____ Provided information

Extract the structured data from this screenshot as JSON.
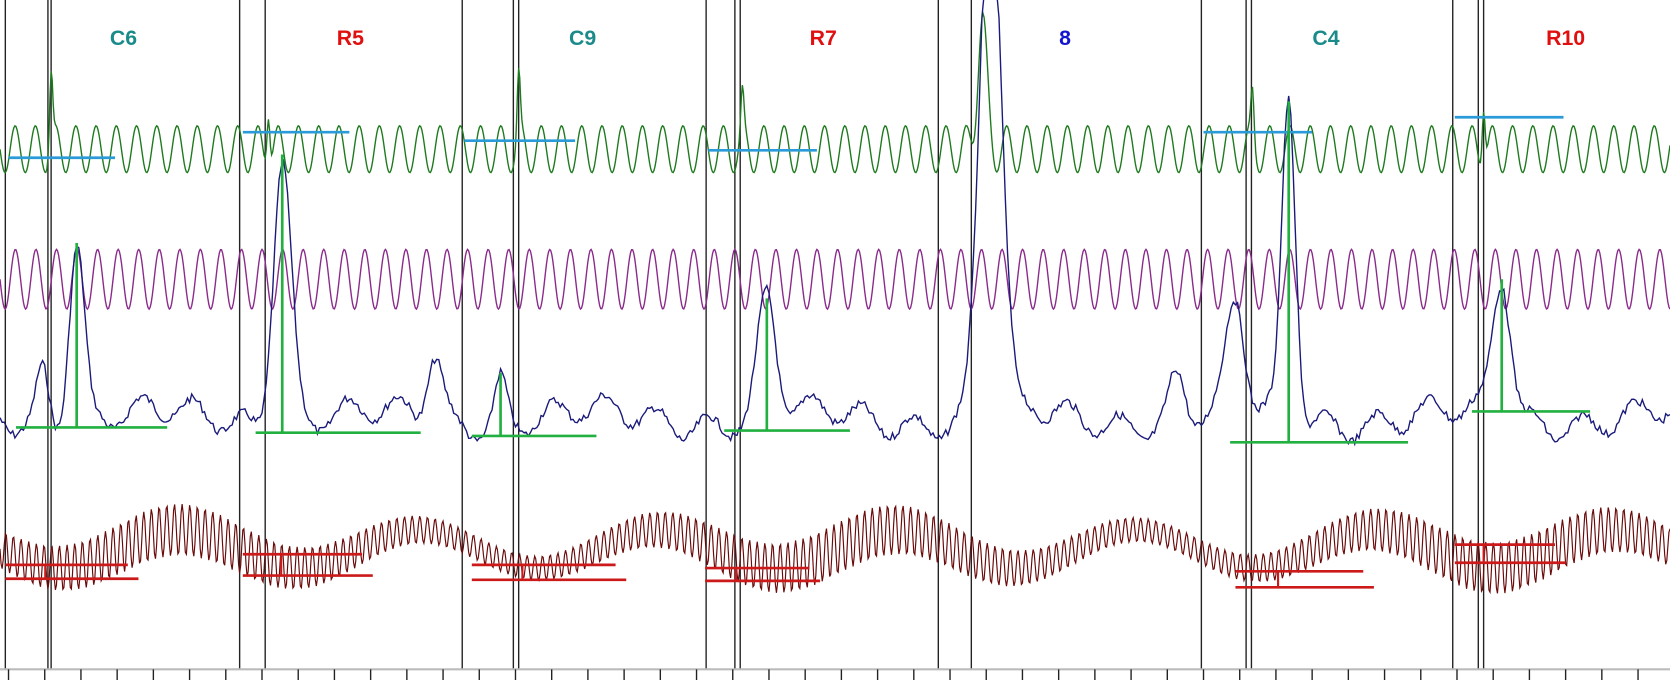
{
  "chart_data": {
    "type": "line",
    "title": "",
    "grid": false,
    "segments": [
      {
        "label": "C6",
        "color": "#1a8a8a"
      },
      {
        "label": "R5",
        "color": "#e01010"
      },
      {
        "label": "C9",
        "color": "#1a8a8a"
      },
      {
        "label": "R7",
        "color": "#e01010"
      },
      {
        "label": "8",
        "color": "#1515d0"
      },
      {
        "label": "C4",
        "color": "#1a8a8a"
      },
      {
        "label": "R10",
        "color": "#e01010"
      }
    ],
    "traces": [
      {
        "color": "#1e7a1e"
      },
      {
        "color": "#8a2a8a"
      },
      {
        "color": "#1a1a7a"
      },
      {
        "color": "#6a0a0a"
      }
    ],
    "annotation_colors": {
      "baseline_blue": "#2a9ad8",
      "peak_green": "#22b040",
      "bracket_red": "#cc1a1a"
    }
  }
}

________

## Task objective:
All the records need to be repeated exactly, with the images dropped.

## Finished exercise:
Extract the structured data from this screenshot as JSON.
{
  "chart_data": {
    "type": "line",
    "title": "",
    "grid": false,
    "segments": [
      {
        "label": "C6",
        "color": "#1a8a8a"
      },
      {
        "label": "R5",
        "color": "#e01010"
      },
      {
        "label": "C9",
        "color": "#1a8a8a"
      },
      {
        "label": "R7",
        "color": "#e01010"
      },
      {
        "label": "8",
        "color": "#1515d0"
      },
      {
        "label": "C4",
        "color": "#1a8a8a"
      },
      {
        "label": "R10",
        "color": "#e01010"
      }
    ],
    "traces": [
      {
        "color": "#1e7a1e"
      },
      {
        "color": "#8a2a8a"
      },
      {
        "color": "#1a1a7a"
      },
      {
        "color": "#6a0a0a"
      }
    ],
    "annotation_colors": {
      "baseline_blue": "#2a9ad8",
      "peak_green": "#22b040",
      "bracket_red": "#cc1a1a"
    }
  }
}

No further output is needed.